+++ Supplied data
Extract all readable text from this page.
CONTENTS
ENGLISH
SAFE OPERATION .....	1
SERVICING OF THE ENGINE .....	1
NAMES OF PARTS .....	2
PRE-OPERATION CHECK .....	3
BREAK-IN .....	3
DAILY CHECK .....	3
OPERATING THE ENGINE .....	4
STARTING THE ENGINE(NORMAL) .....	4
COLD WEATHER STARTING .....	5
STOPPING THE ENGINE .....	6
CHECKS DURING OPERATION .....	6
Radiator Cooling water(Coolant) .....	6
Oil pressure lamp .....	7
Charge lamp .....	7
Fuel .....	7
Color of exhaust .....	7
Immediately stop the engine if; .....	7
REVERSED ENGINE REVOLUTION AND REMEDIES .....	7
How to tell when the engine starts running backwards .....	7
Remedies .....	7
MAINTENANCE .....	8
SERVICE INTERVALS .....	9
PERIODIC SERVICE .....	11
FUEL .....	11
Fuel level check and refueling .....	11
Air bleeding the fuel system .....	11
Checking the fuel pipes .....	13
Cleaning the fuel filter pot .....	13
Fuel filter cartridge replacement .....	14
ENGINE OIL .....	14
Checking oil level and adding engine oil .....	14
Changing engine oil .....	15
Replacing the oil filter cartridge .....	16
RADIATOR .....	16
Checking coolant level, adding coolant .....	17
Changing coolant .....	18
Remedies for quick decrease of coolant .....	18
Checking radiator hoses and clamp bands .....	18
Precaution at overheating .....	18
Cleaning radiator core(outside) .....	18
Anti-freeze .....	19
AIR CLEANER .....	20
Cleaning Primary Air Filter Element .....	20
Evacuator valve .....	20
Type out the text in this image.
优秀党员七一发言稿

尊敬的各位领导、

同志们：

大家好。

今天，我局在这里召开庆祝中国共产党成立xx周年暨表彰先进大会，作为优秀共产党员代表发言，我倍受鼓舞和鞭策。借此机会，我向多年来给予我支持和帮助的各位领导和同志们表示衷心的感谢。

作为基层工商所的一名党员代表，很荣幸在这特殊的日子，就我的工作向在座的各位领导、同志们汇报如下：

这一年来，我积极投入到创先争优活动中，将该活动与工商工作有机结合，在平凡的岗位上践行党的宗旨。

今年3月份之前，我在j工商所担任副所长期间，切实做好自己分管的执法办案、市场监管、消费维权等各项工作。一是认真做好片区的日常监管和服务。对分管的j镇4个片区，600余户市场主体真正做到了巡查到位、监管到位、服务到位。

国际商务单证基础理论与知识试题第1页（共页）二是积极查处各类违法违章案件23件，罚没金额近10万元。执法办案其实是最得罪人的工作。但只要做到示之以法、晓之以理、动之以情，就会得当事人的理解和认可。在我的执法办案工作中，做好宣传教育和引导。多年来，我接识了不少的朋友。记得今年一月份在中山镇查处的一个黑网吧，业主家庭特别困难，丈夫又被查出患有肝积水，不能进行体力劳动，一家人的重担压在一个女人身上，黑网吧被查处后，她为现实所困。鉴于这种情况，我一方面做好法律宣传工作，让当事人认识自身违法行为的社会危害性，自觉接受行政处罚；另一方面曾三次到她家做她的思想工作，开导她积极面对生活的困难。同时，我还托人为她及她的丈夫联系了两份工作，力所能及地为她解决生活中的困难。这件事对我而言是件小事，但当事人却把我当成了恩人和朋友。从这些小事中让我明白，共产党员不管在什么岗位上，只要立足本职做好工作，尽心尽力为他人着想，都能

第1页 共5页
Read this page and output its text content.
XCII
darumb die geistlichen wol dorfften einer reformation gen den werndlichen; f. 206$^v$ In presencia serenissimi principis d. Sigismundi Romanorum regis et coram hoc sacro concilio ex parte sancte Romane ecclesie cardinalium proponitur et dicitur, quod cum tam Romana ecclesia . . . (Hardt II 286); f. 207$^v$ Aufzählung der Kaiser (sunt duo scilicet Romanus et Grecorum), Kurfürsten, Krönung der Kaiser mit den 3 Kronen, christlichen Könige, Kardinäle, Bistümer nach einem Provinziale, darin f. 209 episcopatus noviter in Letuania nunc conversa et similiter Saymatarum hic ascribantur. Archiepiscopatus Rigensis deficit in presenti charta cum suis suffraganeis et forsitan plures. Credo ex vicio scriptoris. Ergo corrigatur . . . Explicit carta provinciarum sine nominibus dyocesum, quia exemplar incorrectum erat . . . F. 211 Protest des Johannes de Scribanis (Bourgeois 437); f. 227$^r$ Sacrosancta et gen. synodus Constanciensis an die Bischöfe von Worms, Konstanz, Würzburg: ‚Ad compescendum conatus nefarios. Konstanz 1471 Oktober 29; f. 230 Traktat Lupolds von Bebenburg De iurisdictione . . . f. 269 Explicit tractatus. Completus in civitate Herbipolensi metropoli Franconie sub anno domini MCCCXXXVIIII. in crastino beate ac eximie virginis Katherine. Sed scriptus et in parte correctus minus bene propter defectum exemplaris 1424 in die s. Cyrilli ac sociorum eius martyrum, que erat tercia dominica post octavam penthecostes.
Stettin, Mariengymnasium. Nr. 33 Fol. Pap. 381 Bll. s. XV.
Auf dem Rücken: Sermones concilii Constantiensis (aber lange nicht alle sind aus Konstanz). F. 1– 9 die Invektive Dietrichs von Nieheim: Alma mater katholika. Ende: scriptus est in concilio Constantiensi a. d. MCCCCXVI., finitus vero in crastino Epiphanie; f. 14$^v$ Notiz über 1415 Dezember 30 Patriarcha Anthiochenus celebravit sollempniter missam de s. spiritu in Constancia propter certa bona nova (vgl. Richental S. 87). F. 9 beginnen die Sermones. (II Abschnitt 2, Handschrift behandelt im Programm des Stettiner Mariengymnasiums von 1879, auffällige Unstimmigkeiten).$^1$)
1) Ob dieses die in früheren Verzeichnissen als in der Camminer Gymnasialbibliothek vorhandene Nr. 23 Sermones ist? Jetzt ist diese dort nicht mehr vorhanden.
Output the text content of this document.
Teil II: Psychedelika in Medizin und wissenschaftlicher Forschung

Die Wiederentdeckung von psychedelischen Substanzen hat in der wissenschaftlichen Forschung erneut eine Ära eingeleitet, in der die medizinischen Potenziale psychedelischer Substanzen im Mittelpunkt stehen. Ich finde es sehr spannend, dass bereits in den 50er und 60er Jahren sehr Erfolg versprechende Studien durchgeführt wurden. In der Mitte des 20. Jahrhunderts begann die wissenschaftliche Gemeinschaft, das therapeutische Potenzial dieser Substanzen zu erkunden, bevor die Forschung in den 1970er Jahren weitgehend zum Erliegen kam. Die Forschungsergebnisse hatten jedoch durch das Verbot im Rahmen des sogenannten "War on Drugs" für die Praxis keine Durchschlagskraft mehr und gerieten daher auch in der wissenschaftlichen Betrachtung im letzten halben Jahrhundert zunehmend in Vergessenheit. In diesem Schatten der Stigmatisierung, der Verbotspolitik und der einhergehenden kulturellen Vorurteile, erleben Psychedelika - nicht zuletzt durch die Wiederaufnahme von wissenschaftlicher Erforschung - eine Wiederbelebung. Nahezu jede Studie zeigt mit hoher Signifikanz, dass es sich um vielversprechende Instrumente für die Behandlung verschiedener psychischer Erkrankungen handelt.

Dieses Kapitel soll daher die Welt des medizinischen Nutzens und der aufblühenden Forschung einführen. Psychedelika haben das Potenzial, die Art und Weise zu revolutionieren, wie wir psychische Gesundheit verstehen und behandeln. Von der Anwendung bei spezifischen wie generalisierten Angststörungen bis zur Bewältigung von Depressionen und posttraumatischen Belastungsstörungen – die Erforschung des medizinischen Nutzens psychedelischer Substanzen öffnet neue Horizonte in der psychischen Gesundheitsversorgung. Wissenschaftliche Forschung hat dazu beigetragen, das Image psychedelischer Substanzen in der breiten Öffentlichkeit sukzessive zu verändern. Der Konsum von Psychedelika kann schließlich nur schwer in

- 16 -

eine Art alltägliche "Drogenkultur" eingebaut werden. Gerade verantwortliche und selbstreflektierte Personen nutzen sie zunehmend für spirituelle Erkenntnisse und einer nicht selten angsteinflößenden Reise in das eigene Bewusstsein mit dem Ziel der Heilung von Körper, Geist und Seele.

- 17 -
++++++
__Do this__: Take every line from the data that contains the word "text".

__Completed exercise__:
Extract all readable text from this page.
Type out the text in this image.
Read this page and output its text content.
Output the text content of this document.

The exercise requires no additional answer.